* REQUIRED WORK:
Below are records to be output exactly, every one of them.

(Saved data entries)
# # #
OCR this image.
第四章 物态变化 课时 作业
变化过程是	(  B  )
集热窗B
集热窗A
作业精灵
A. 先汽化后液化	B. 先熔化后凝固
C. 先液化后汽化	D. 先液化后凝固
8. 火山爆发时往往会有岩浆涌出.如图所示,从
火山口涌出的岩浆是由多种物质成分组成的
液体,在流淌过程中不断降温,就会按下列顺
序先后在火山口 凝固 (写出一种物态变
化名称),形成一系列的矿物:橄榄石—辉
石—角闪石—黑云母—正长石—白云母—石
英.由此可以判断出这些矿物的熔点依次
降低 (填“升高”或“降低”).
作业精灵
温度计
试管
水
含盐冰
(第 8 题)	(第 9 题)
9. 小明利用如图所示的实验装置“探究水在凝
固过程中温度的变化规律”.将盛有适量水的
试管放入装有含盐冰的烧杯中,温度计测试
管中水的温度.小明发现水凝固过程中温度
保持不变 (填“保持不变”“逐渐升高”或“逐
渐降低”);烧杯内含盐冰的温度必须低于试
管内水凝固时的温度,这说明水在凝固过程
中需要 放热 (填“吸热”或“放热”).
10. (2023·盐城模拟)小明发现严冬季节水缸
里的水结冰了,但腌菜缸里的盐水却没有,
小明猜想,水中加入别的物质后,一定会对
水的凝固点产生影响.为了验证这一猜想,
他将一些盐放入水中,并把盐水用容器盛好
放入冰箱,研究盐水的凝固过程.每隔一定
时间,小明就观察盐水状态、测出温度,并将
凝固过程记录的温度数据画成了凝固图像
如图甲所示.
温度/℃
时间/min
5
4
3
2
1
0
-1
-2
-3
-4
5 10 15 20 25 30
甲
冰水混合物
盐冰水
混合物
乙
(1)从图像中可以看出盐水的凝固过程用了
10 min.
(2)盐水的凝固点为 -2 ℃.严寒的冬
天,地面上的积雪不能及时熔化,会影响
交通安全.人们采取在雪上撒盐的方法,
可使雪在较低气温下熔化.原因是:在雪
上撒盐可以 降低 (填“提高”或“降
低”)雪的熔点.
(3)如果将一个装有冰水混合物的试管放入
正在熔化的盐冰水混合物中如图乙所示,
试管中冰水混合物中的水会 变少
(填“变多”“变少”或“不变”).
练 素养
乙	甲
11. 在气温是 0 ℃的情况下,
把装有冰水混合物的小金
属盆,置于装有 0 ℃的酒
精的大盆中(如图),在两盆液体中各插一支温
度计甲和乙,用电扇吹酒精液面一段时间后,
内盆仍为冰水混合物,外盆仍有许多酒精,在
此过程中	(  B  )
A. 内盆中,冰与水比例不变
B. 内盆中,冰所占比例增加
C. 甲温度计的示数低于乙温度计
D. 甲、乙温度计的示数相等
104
# # #
* FULL SOLUTION:
OCR this image.
第四章 物态变化 课时 作业
变化过程是	(  B  )
集热窗B
集热窗A
作业精灵
A. 先汽化后液化	B. 先熔化后凝固
C. 先液化后汽化	D. 先液化后凝固
8. 火山爆发时往往会有岩浆涌出.如图所示,从
火山口涌出的岩浆是由多种物质成分组成的
液体,在流淌过程中不断降温,就会按下列顺
序先后在火山口 凝固 (写出一种物态变
化名称),形成一系列的矿物:橄榄石—辉
石—角闪石—黑云母—正长石—白云母—石
英.由此可以判断出这些矿物的熔点依次
降低 (填“升高”或“降低”).
作业精灵
温度计
试管
水
含盐冰
(第 8 题)	(第 9 题)
9. 小明利用如图所示的实验装置“探究水在凝
固过程中温度的变化规律”.将盛有适量水的
试管放入装有含盐冰的烧杯中,温度计测试
管中水的温度.小明发现水凝固过程中温度
保持不变 (填“保持不变”“逐渐升高”或“逐
渐降低”);烧杯内含盐冰的温度必须低于试
管内水凝固时的温度,这说明水在凝固过程
中需要 放热 (填“吸热”或“放热”).
10. (2023·盐城模拟)小明发现严冬季节水缸
里的水结冰了,但腌菜缸里的盐水却没有,
小明猜想,水中加入别的物质后,一定会对
水的凝固点产生影响.为了验证这一猜想,
他将一些盐放入水中,并把盐水用容器盛好
放入冰箱,研究盐水的凝固过程.每隔一定
时间,小明就观察盐水状态、测出温度,并将
凝固过程记录的温度数据画成了凝固图像
如图甲所示.
温度/℃
时间/min
5
4
3
2
1
0
-1
-2
-3
-4
5 10 15 20 25 30
甲
冰水混合物
盐冰水
混合物
乙
(1)从图像中可以看出盐水的凝固过程用了
10 min.
(2)盐水的凝固点为 -2 ℃.严寒的冬
天,地面上的积雪不能及时熔化,会影响
交通安全.人们采取在雪上撒盐的方法,
可使雪在较低气温下熔化.原因是:在雪
上撒盐可以 降低 (填“提高”或“降
低”)雪的熔点.
(3)如果将一个装有冰水混合物的试管放入
正在熔化的盐冰水混合物中如图乙所示,
试管中冰水混合物中的水会 变少
(填“变多”“变少”或“不变”).
练 素养
乙	甲
11. 在气温是 0 ℃的情况下,
把装有冰水混合物的小金
属盆,置于装有 0 ℃的酒
精的大盆中(如图),在两盆液体中各插一支温
度计甲和乙,用电扇吹酒精液面一段时间后,
内盆仍为冰水混合物,外盆仍有许多酒精,在
此过程中	(  B  )
A. 内盆中,冰与水比例不变
B. 内盆中,冰所占比例增加
C. 甲温度计的示数低于乙温度计
D. 甲、乙温度计的示数相等
104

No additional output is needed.